---- DATA PROVIDED

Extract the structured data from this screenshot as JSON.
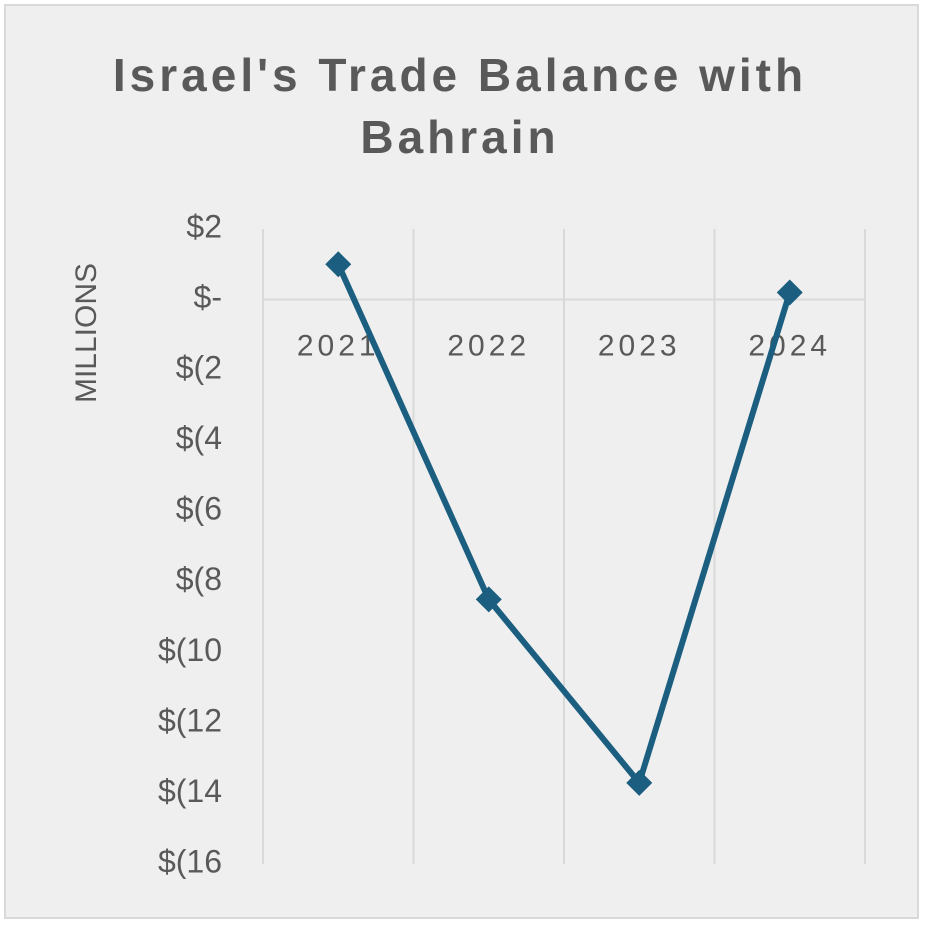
{
  "chart_data": {
    "type": "line",
    "title": "Israel's Trade Balance with Bahrain",
    "y_label": "MILLIONS",
    "categories": [
      "2021",
      "2022",
      "2023",
      "2024"
    ],
    "values": [
      1.0,
      -8.5,
      -13.7,
      0.2
    ],
    "color": "#1b5e80",
    "ylim": [
      -16,
      2
    ],
    "yticks": [
      {
        "value": 2,
        "label": "$2"
      },
      {
        "value": 0,
        "label": "$-"
      },
      {
        "value": -2,
        "label": "$(2"
      },
      {
        "value": -4,
        "label": "$(4"
      },
      {
        "value": -6,
        "label": "$(6"
      },
      {
        "value": -8,
        "label": "$(8"
      },
      {
        "value": -10,
        "label": "$(10"
      },
      {
        "value": -12,
        "label": "$(12"
      },
      {
        "value": -14,
        "label": "$(14"
      },
      {
        "value": -16,
        "label": "$(16"
      }
    ],
    "grid": true
  }
}
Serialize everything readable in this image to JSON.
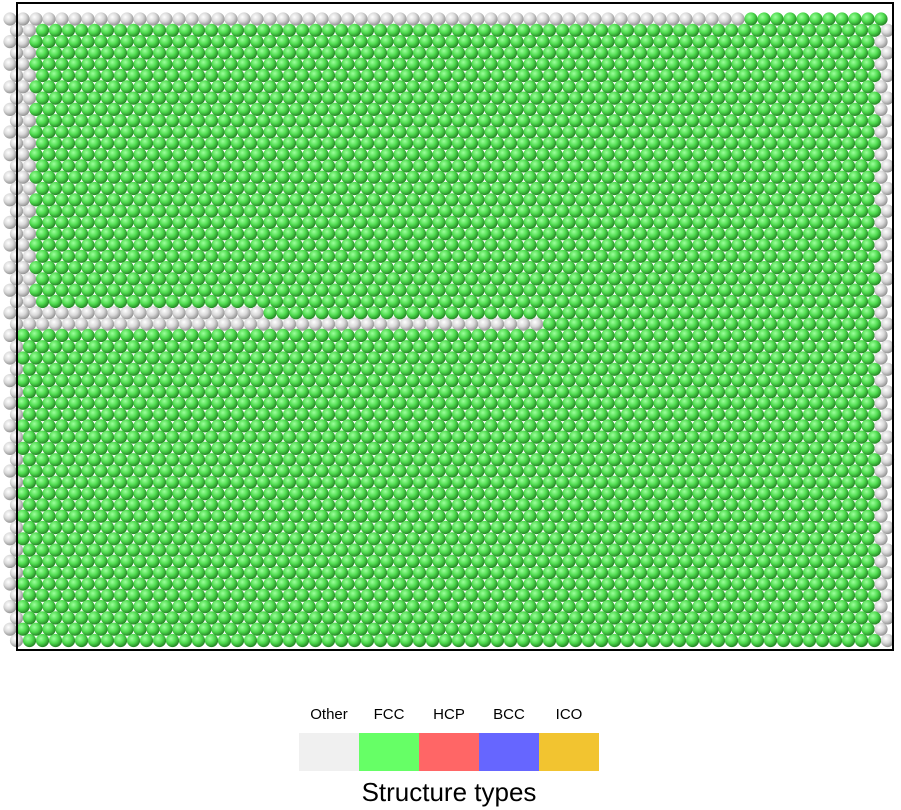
{
  "legend": {
    "title": "Structure types",
    "items": [
      {
        "name": "Other",
        "color": "#f0f0f0"
      },
      {
        "name": "FCC",
        "color": "#66ff66"
      },
      {
        "name": "HCP",
        "color": "#ff6666"
      },
      {
        "name": "BCC",
        "color": "#6666ff"
      },
      {
        "name": "ICO",
        "color": "#f2c430"
      }
    ]
  }
}
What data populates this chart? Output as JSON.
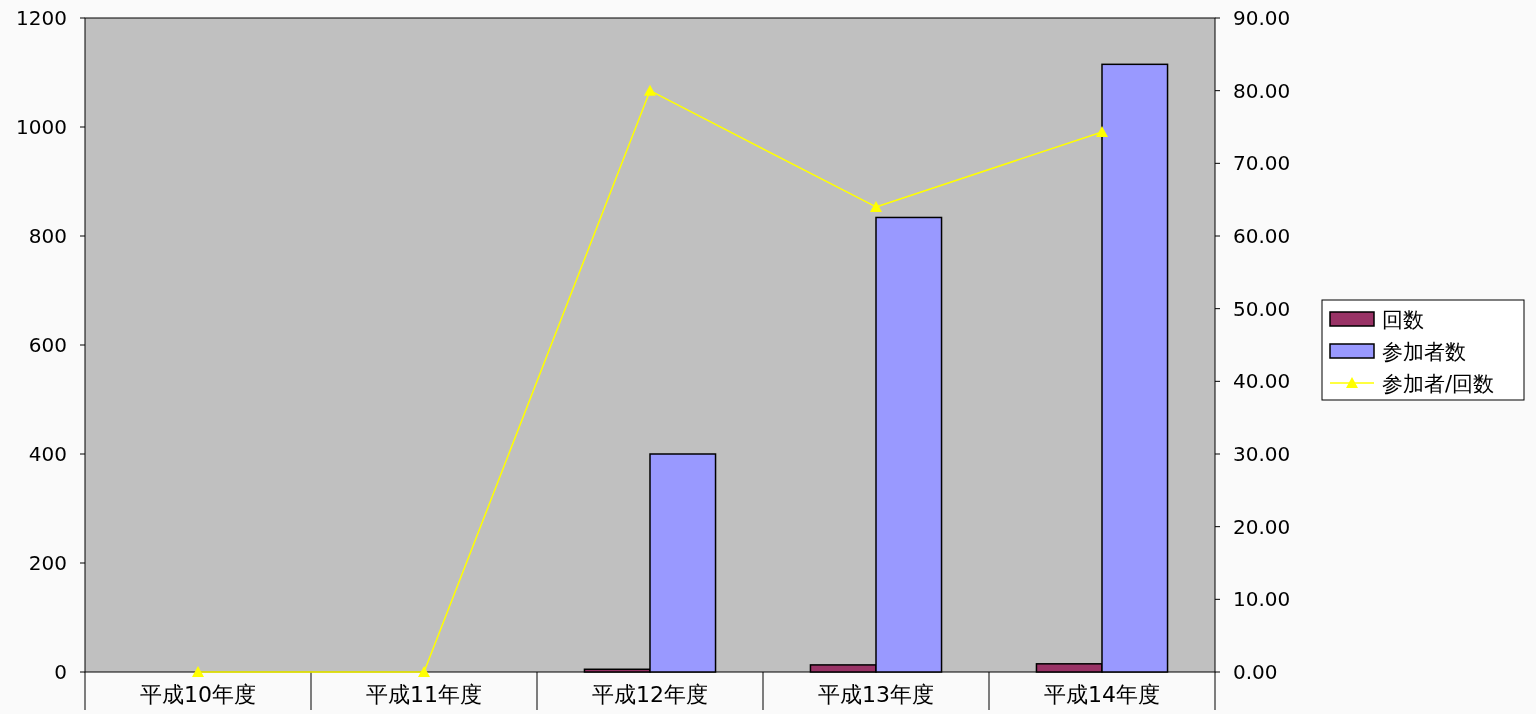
{
  "chart_data": {
    "type": "bar",
    "categories": [
      "平成10年度",
      "平成11年度",
      "平成12年度",
      "平成13年度",
      "平成14年度"
    ],
    "series": [
      {
        "name": "回数",
        "color": "#993366",
        "values": [
          0,
          0,
          5,
          13,
          15
        ]
      },
      {
        "name": "参加者数",
        "color": "#9999ff",
        "values": [
          0,
          0,
          400,
          834,
          1115
        ]
      },
      {
        "name": "参加者/回数",
        "type": "line",
        "axis": "y2",
        "color": "#ffff00",
        "marker": "triangle",
        "values": [
          0,
          0,
          80,
          64,
          74.3
        ]
      }
    ],
    "ylim": [
      0,
      1200
    ],
    "yticks": [
      0,
      200,
      400,
      600,
      800,
      1000,
      1200
    ],
    "y2lim": [
      0,
      90
    ],
    "y2ticks": [
      {
        "value": 0,
        "label": "0.00"
      },
      {
        "value": 10,
        "label": "10.00"
      },
      {
        "value": 20,
        "label": "20.00"
      },
      {
        "value": 30,
        "label": "30.00"
      },
      {
        "value": 40,
        "label": "40.00"
      },
      {
        "value": 50,
        "label": "50.00"
      },
      {
        "value": 60,
        "label": "60.00"
      },
      {
        "value": 70,
        "label": "70.00"
      },
      {
        "value": 80,
        "label": "80.00"
      },
      {
        "value": 90,
        "label": "90.00"
      }
    ],
    "grid": false,
    "legend": "right"
  }
}
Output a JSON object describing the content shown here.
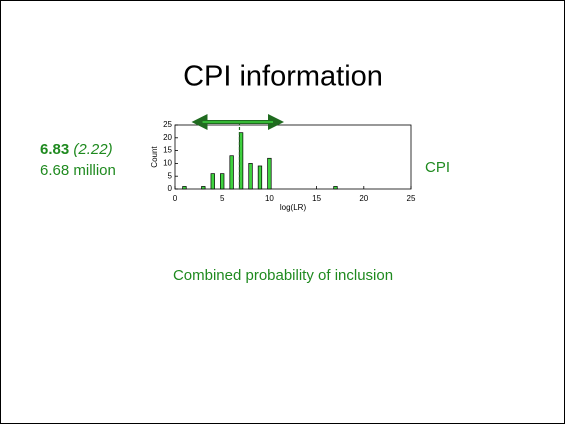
{
  "slide": {
    "title": "CPI information",
    "sd_label": "(2.22)",
    "count_label": "6.68 million",
    "side_label": "CPI",
    "caption": "Combined probability of inclusion"
  },
  "chart_data": {
    "type": "bar",
    "x": [
      1,
      3,
      4,
      5,
      6,
      7,
      8,
      9,
      10,
      17
    ],
    "values": [
      1,
      1,
      6,
      6,
      13,
      22,
      10,
      9,
      12,
      1
    ],
    "color": "#3fd23f",
    "xlabel": "log(LR)",
    "ylabel": "Count",
    "xlim": [
      0,
      25
    ],
    "xticks": [
      0,
      5,
      10,
      15,
      20,
      25
    ],
    "ylim": [
      0,
      25
    ],
    "yticks": [
      0,
      5,
      10,
      15,
      20,
      25
    ],
    "mean": 6.83,
    "interval": [
      2.6,
      10.7
    ]
  }
}
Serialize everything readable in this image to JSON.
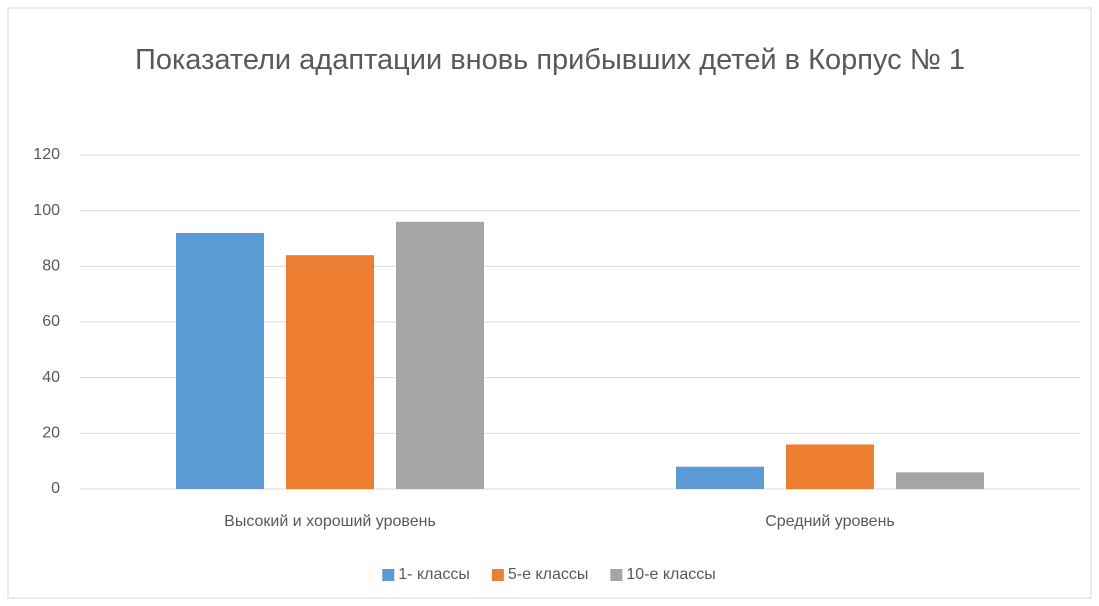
{
  "chart_data": {
    "type": "bar",
    "title": "Показатели адаптации вновь прибывших детей в Корпус № 1",
    "categories": [
      "Высокий и хороший уровень",
      "Средний уровень"
    ],
    "series": [
      {
        "name": "1- классы",
        "color": "#5b9bd5",
        "values": [
          92,
          8
        ]
      },
      {
        "name": "5-е классы",
        "color": "#ed7d31",
        "values": [
          84,
          16
        ]
      },
      {
        "name": "10-е классы",
        "color": "#a5a5a5",
        "values": [
          96,
          6
        ]
      }
    ],
    "ylim": [
      0,
      120
    ],
    "yticks": [
      0,
      20,
      40,
      60,
      80,
      100,
      120
    ],
    "grid": true,
    "legend": "bottom"
  }
}
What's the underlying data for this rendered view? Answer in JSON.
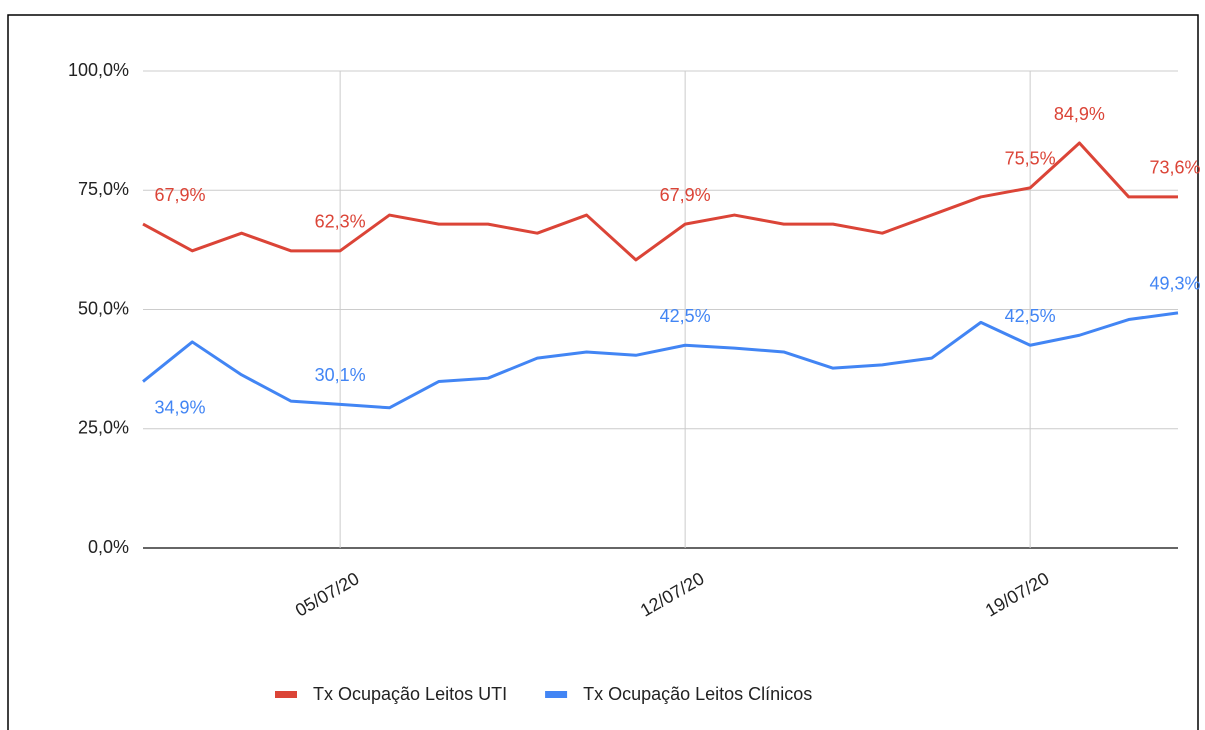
{
  "chart_data": {
    "type": "line",
    "categories": [
      null,
      null,
      null,
      null,
      "05/07/20",
      null,
      null,
      null,
      null,
      null,
      null,
      "12/07/20",
      null,
      null,
      null,
      null,
      null,
      null,
      "19/07/20",
      null,
      null,
      null
    ],
    "series": [
      {
        "name": "Tx Ocupação Leitos UTI",
        "color": "#db4437",
        "values": [
          67.9,
          62.3,
          66,
          62.3,
          62.3,
          69.8,
          67.9,
          67.9,
          66,
          69.8,
          60.4,
          67.9,
          69.8,
          67.9,
          67.9,
          66,
          69.8,
          73.6,
          75.5,
          84.9,
          73.6,
          73.6
        ],
        "value_labels": [
          "67,9%",
          null,
          null,
          null,
          "62,3%",
          null,
          null,
          null,
          null,
          null,
          null,
          "67,9%",
          null,
          null,
          null,
          null,
          null,
          null,
          "75,5%",
          "84,9%",
          null,
          "73,6%"
        ]
      },
      {
        "name": "Tx Ocupação Leitos Clínicos",
        "color": "#4285f4",
        "values": [
          34.9,
          43.2,
          36.3,
          30.8,
          30.1,
          29.4,
          34.9,
          35.6,
          39.8,
          41.1,
          40.4,
          42.5,
          41.9,
          41.1,
          37.7,
          38.4,
          39.8,
          47.3,
          42.5,
          44.6,
          47.9,
          49.3
        ],
        "value_labels": [
          "34,9%",
          null,
          null,
          null,
          "30,1%",
          null,
          null,
          null,
          null,
          null,
          null,
          "42,5%",
          null,
          null,
          null,
          null,
          null,
          null,
          "42,5%",
          null,
          null,
          "49,3%"
        ]
      }
    ],
    "ylim": [
      0,
      100
    ],
    "yticks": [
      {
        "value": 0,
        "label": "0,0%"
      },
      {
        "value": 25,
        "label": "25,0%"
      },
      {
        "value": 50,
        "label": "50,0%"
      },
      {
        "value": 75,
        "label": "75,0%"
      },
      {
        "value": 100,
        "label": "100,0%"
      }
    ],
    "grid": true,
    "legend": "bottom"
  }
}
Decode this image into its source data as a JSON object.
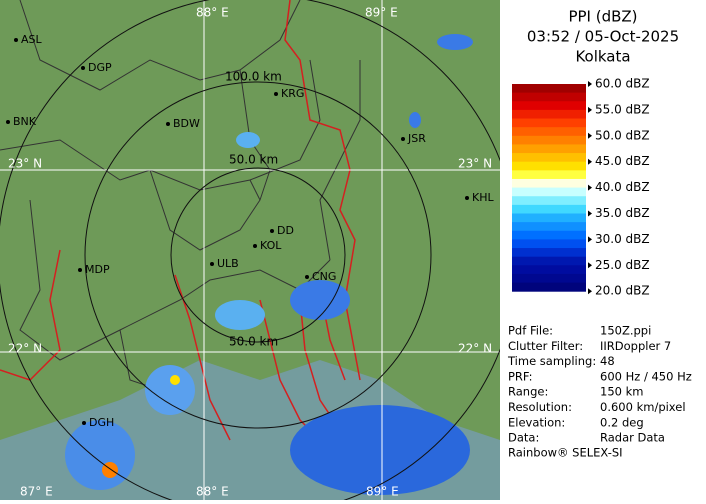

--------

*CHALLENGE*
Make an exact copy of the listing above. Do not include the pictures.

*RESPONSE*
Extract the structured data from this screenshot as JSON.
{
  "chart_data": {
    "type": "line",
    "title": "Israel's Trade Balance with Bahrain",
    "y_label": "MILLIONS",
    "categories": [
      "2021",
      "2022",
      "2023",
      "2024"
    ],
    "values": [
      1.0,
      -8.5,
      -13.7,
      0.2
    ],
    "color": "#1b5e80",
    "ylim": [
      -16,
      2
    ],
    "yticks": [
      {
        "value": 2,
        "label": "$2"
      },
      {
        "value": 0,
        "label": "$-"
      },
      {
        "value": -2,
        "label": "$(2"
      },
      {
        "value": -4,
        "label": "$(4"
      },
      {
        "value": -6,
        "label": "$(6"
      },
      {
        "value": -8,
        "label": "$(8"
      },
      {
        "value": -10,
        "label": "$(10"
      },
      {
        "value": -12,
        "label": "$(12"
      },
      {
        "value": -14,
        "label": "$(14"
      },
      {
        "value": -16,
        "label": "$(16"
      }
    ],
    "grid": true
  }
}
Serialize everything readable in this image to JSON.
{
  "legend": {
    "title": "Structure types",
    "items": [
      {
        "name": "Other",
        "color": "#f0f0f0"
      },
      {
        "name": "FCC",
        "color": "#66ff66"
      },
      {
        "name": "HCP",
        "color": "#ff6666"
      },
      {
        "name": "BCC",
        "color": "#6666ff"
      },
      {
        "name": "ICO",
        "color": "#f2c430"
      }
    ]
  }
}
What data populates this chart? Output as JSON.
{
  "chart_data": {
    "type": "bar",
    "categories": [
      "平成10年度",
      "平成11年度",
      "平成12年度",
      "平成13年度",
      "平成14年度"
    ],
    "series": [
      {
        "name": "回数",
        "color": "#993366",
        "values": [
          0,
          0,
          5,
          13,
          15
        ]
      },
      {
        "name": "参加者数",
        "color": "#9999ff",
        "values": [
          0,
          0,
          400,
          834,
          1115
        ]
      },
      {
        "name": "参加者/回数",
        "type": "line",
        "axis": "y2",
        "color": "#ffff00",
        "marker": "triangle",
        "values": [
          0,
          0,
          80,
          64,
          74.3
        ]
      }
    ],
    "ylim": [
      0,
      1200
    ],
    "yticks": [
      0,
      200,
      400,
      600,
      800,
      1000,
      1200
    ],
    "y2lim": [
      0,
      90
    ],
    "y2ticks": [
      {
        "value": 0,
        "label": "0.00"
      },
      {
        "value": 10,
        "label": "10.00"
      },
      {
        "value": 20,
        "label": "20.00"
      },
      {
        "value": 30,
        "label": "30.00"
      },
      {
        "value": 40,
        "label": "40.00"
      },
      {
        "value": 50,
        "label": "50.00"
      },
      {
        "value": 60,
        "label": "60.00"
      },
      {
        "value": 70,
        "label": "70.00"
      },
      {
        "value": 80,
        "label": "80.00"
      },
      {
        "value": 90,
        "label": "90.00"
      }
    ],
    "grid": false,
    "legend": "right"
  }
}
Output a JSON object describing the content shown here.
{
  "slide": {
    "title": "CPI information",
    "sd_label": "(2.22)",
    "count_label": "6.68 million",
    "side_label": "CPI",
    "caption": "Combined probability of inclusion"
  },
  "chart_data": {
    "type": "bar",
    "x": [
      1,
      3,
      4,
      5,
      6,
      7,
      8,
      9,
      10,
      17
    ],
    "values": [
      1,
      1,
      6,
      6,
      13,
      22,
      10,
      9,
      12,
      1
    ],
    "color": "#3fd23f",
    "xlabel": "log(LR)",
    "ylabel": "Count",
    "xlim": [
      0,
      25
    ],
    "xticks": [
      0,
      5,
      10,
      15,
      20,
      25
    ],
    "ylim": [
      0,
      25
    ],
    "yticks": [
      0,
      5,
      10,
      15,
      20,
      25
    ],
    "mean": 6.83,
    "interval": [
      2.6,
      10.7
    ]
  }
}
Serialize everything readable in this image to JSON.
{
  "chart_data": {
    "type": "bar",
    "title": "Показатели адаптации вновь прибывших детей в Корпус № 1",
    "categories": [
      "Высокий и хороший уровень",
      "Средний уровень"
    ],
    "series": [
      {
        "name": "1- классы",
        "color": "#5b9bd5",
        "values": [
          92,
          8
        ]
      },
      {
        "name": "5-е классы",
        "color": "#ed7d31",
        "values": [
          84,
          16
        ]
      },
      {
        "name": "10-е классы",
        "color": "#a5a5a5",
        "values": [
          96,
          6
        ]
      }
    ],
    "ylim": [
      0,
      120
    ],
    "yticks": [
      0,
      20,
      40,
      60,
      80,
      100,
      120
    ],
    "grid": true,
    "legend": "bottom"
  }
}
What's the underlying data for this rendered view? Answer in JSON.
{
  "chart_data": {
    "type": "line",
    "categories": [
      null,
      null,
      null,
      null,
      "05/07/20",
      null,
      null,
      null,
      null,
      null,
      null,
      "12/07/20",
      null,
      null,
      null,
      null,
      null,
      null,
      "19/07/20",
      null,
      null,
      null
    ],
    "series": [
      {
        "name": "Tx Ocupação Leitos UTI",
        "color": "#db4437",
        "values": [
          67.9,
          62.3,
          66,
          62.3,
          62.3,
          69.8,
          67.9,
          67.9,
          66,
          69.8,
          60.4,
          67.9,
          69.8,
          67.9,
          67.9,
          66,
          69.8,
          73.6,
          75.5,
          84.9,
          73.6,
          73.6
        ],
        "value_labels": [
          "67,9%",
          null,
          null,
          null,
          "62,3%",
          null,
          null,
          null,
          null,
          null,
          null,
          "67,9%",
          null,
          null,
          null,
          null,
          null,
          null,
          "75,5%",
          "84,9%",
          null,
          "73,6%"
        ]
      },
      {
        "name": "Tx Ocupação Leitos Clínicos",
        "color": "#4285f4",
        "values": [
          34.9,
          43.2,
          36.3,
          30.8,
          30.1,
          29.4,
          34.9,
          35.6,
          39.8,
          41.1,
          40.4,
          42.5,
          41.9,
          41.1,
          37.7,
          38.4,
          39.8,
          47.3,
          42.5,
          44.6,
          47.9,
          49.3
        ],
        "value_labels": [
          "34,9%",
          null,
          null,
          null,
          "30,1%",
          null,
          null,
          null,
          null,
          null,
          null,
          "42,5%",
          null,
          null,
          null,
          null,
          null,
          null,
          "42,5%",
          null,
          null,
          "49,3%"
        ]
      }
    ],
    "ylim": [
      0,
      100
    ],
    "yticks": [
      {
        "value": 0,
        "label": "0,0%"
      },
      {
        "value": 25,
        "label": "25,0%"
      },
      {
        "value": 50,
        "label": "50,0%"
      },
      {
        "value": 75,
        "label": "75,0%"
      },
      {
        "value": 100,
        "label": "100,0%"
      }
    ],
    "grid": true,
    "legend": "bottom"
  }
}
Decode this image into its source data as a JSON object.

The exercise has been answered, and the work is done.